**所给文本**
-- -- --

Interesting Sum - 题解【思维】
前言
在vscode上配置了markdown插件,取代了之前写md的工具,本博客用来测试插件好不好用,所以选的题比较简单。但是jiangly这道题被FST了【滑稽】
题面
本题是Codeforces #815 Div.2的B题。原题链接见:B.Interesting Sum。下面搬运一下题面:
You are given an array a that contains \(n\) integers. You can choose any proper subsegment $ [a_l, a_{l + 1}, \ldots, a_r ] $ of this array, meaning you can choose any two integers \(1 \le l \le r \le n\), where \(r - l + 1 < n\). We define the beauty of a given subsegment as the value of the following expression:
\(\max(a_{1}, a_{2}, \ldots, a_{l-1}, a_{r+1}, a_{r+2}, \ldots, a_{n}) - \min(a_{1}, a_{2}, \ldots, a_{l-1}, a_{r+1}, a_{r+2}, \ldots, a_{n}) + \max(a_{l}, \ldots, a_{r}) - \min(a_{l}, \ldots, a_{r})\).
Please find the maximum beauty among all proper subsegments.

-- -- --

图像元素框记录
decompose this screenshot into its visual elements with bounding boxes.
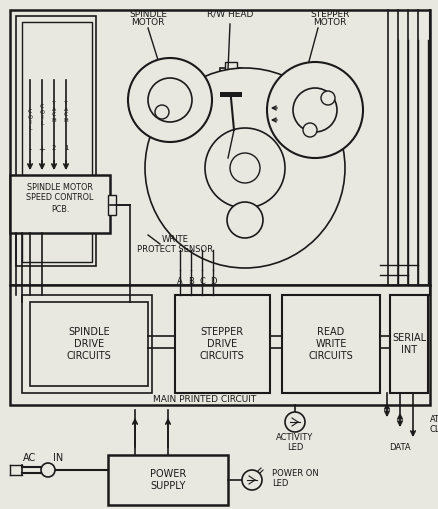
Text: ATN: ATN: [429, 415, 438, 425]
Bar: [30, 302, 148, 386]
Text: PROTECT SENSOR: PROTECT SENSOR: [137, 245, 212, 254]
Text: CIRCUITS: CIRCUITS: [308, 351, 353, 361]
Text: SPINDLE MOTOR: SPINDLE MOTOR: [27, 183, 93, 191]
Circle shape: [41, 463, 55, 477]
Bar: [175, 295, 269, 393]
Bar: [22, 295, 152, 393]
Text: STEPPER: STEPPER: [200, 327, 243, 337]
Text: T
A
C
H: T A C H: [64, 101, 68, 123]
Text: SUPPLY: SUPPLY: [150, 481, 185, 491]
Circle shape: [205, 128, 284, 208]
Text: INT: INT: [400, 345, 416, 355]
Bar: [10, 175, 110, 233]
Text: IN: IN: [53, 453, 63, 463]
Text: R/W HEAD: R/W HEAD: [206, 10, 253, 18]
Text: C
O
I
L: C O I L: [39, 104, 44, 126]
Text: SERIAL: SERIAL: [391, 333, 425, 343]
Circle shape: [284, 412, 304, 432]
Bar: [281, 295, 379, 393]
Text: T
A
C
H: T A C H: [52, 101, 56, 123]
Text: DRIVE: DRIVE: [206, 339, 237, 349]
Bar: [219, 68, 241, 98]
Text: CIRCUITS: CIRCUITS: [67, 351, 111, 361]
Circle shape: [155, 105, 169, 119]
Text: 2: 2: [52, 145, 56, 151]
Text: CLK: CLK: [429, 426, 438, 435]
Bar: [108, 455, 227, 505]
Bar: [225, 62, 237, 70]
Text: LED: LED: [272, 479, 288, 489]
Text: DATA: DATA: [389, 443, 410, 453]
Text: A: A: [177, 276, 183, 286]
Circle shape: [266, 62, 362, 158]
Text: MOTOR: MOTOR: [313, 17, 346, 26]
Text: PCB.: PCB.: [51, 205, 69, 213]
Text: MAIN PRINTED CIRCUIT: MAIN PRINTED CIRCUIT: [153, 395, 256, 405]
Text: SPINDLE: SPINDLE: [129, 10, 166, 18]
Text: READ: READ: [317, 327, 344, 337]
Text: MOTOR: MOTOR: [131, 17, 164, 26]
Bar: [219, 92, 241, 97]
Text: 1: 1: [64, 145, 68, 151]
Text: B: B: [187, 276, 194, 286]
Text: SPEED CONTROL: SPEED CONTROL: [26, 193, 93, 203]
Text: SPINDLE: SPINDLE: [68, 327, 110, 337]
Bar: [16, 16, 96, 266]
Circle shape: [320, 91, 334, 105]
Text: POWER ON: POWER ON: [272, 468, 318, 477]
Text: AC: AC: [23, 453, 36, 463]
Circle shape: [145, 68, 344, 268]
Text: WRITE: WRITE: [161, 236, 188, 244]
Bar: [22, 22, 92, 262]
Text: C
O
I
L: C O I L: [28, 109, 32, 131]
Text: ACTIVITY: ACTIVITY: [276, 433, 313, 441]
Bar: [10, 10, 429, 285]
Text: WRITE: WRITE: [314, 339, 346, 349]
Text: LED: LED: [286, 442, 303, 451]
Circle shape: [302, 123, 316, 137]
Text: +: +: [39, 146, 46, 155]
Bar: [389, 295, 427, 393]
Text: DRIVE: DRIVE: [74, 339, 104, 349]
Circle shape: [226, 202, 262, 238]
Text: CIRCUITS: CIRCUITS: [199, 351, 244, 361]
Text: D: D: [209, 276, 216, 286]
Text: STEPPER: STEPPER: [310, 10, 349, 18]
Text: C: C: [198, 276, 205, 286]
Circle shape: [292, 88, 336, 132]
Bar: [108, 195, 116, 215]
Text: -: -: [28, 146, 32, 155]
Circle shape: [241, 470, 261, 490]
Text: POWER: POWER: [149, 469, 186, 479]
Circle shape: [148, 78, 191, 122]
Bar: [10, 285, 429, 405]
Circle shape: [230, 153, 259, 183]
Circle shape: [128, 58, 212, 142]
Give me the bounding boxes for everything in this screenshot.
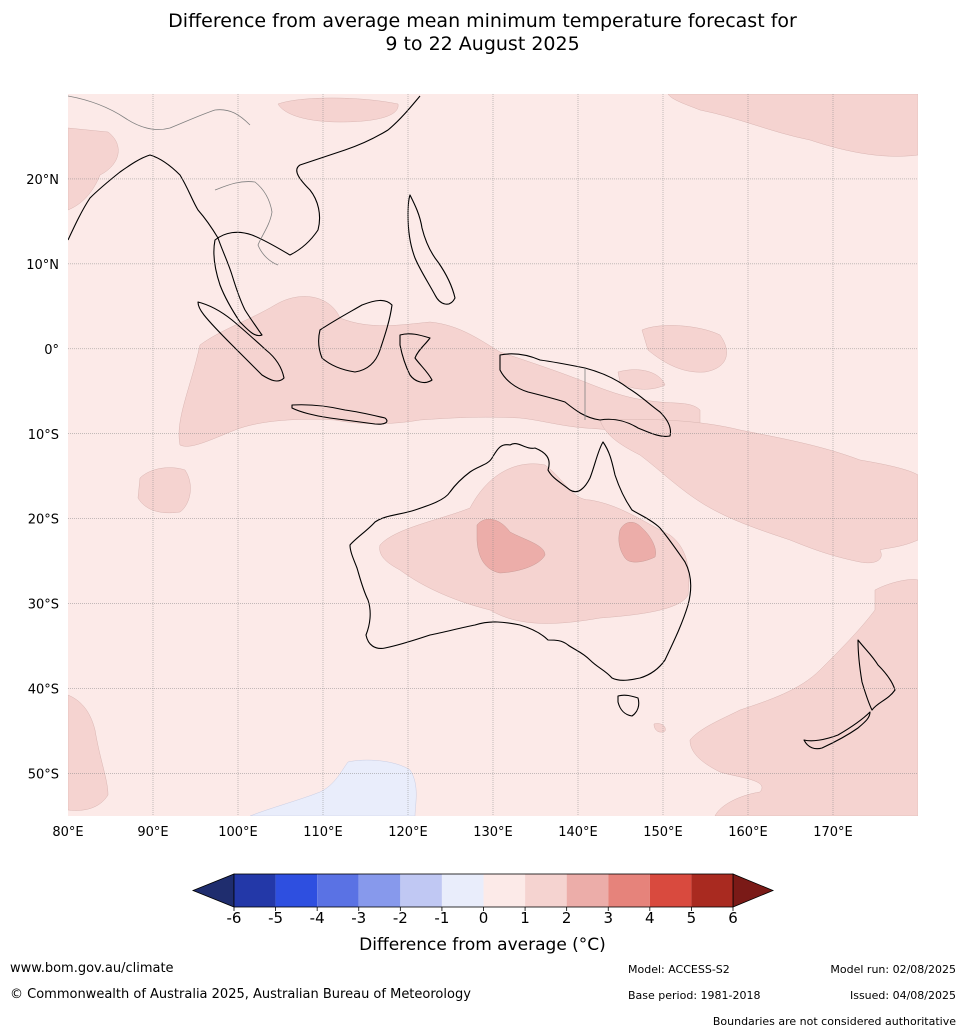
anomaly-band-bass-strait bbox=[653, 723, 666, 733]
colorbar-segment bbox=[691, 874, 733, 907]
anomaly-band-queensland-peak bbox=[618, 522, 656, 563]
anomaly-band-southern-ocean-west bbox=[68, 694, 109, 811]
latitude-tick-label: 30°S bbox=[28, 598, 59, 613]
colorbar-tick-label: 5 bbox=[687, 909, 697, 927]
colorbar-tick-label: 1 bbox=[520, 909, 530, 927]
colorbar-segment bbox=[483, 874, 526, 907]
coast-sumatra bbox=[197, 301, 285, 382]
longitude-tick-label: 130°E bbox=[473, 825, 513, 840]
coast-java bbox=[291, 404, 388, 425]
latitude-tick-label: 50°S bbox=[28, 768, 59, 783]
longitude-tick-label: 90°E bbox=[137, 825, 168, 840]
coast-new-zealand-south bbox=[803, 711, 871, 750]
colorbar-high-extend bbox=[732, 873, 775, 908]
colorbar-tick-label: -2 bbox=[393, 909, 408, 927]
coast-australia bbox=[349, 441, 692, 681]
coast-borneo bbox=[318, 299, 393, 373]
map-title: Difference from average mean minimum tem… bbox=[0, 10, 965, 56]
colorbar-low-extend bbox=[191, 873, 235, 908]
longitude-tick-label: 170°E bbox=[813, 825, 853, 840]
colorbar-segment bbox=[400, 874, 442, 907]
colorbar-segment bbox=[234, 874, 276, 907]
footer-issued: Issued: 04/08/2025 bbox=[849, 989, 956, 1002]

-- -- --

**练习要求**
**1)** 能否把 Interesting Sum 题解中从“Interesting Sum - 题解【思维】”起、到“all proper subsegments.”止的那一段原样抄录下来？
**2)** 请从 Interesting Sum 题解最后一句之后接着往下写。

**参考答案**
**1)**
Interesting Sum - 题解【思维】
前言
在vscode上配置了markdown插件,取代了之前写md的工具,本博客用来测试插件好不好用,所以选的题比较简单。但是jiangly这道题被FST了【滑稽】
题面
本题是Codeforces #815 Div.2的B题。原题链接见:B.Interesting Sum。下面搬运一下题面:
You are given an array a that contains \(n\) integers. You can choose any proper subsegment $ [a_l, a_{l + 1}, \ldots, a_r ] $ of this array, meaning you can choose any two integers \(1 \le l \le r \le n\), where \(r - l + 1 < n\). We define the beauty of a given subsegment as the value of the following expression:
\(\max(a_{1}, a_{2}, \ldots, a_{l-1}, a_{r+1}, a_{r+2}, \ldots, a_{n}) - \min(a_{1}, a_{2}, \ldots, a_{l-1}, a_{r+1}, a_{r+2}, \ldots, a_{n}) + \max(a_{l}, \ldots, a_{r}) - \min(a_{l}, \ldots, a_{r})\).
Please find the maximum beauty among all proper subsegments.

**2)**
Input
The first line contains one integer $t (1 \leq t \leq 1000) $— the number of test cases. Then follow the descriptions of each test case.The first line of each test case contains a single integer \(n (4 \leq n \leq 10^5)\) — the length of the array.
The second line of each test case contains \(n\) integers \(a_1, a_2, \ldots, a_n (1 \leq a_{i} \leq 10^9)\) — the elements of the given array.
It is guaranteed that the sum of \(n\) over all test cases does not exceed \(10^5\).
Output
For each testcase print a single integer — the maximum beauty of a proper subsegment.Sample input
4 8 1 2 2 3 1 5 6 1 5 1 2 3 100 200 4 3 3 3 3 6 7 8 3 1 1 8
Sample output
9 297 0 14
大意
给定一个序列,要求取出序列中连续的一段(不能全取),定义一个数字集合的“有趣度”为这个集合元素的最大值减去最小值(也就是极差),定义一个序列的“美丽值”为取出序列的有趣度与未被取走部分的有趣度之和。求该序列的最大美丽值。
题解
要让极差之和最大,就要让选出的最大的数尽可能大,最小的数尽可能小。我们考虑序列中最大的元素、第二大的元素,以及最小的元素、第二小的元素,即为\(Ma,Mb,ma,mb\)。理论上最优的情况是\(Ma+Mb-ma-mb\)。我们发现,题目限制了序列最少含有4个元素,因此令\(Ma,Mb,ma,mb\)指代四个不同的数,这四个数在序列中的本质不同的分布情况如下:(\(Ma,Mb\)用+代替,\(ma,mb\)用-代替)
\(+ + - -\)
\(+ - + -\)
因此,我们总能选出一个子序列,这个序列的两个端点是+和-所在的位置,这样就能构造出最优情况了。所以,\(Ma+Mb-ma-mb\)就是答案。
代码
/*
* @Author: AlexHoring
* @Date: 2022-08-18 21:51:38
*/
#include <bits/stdc++.h>
#define GRP int T;cin>>T;rep(C,1,T)
#define FAST ios::sync_with_stdio(false);cin.tie(0);
#define rep(i,a,b) for(int i=a;i<=b;++i)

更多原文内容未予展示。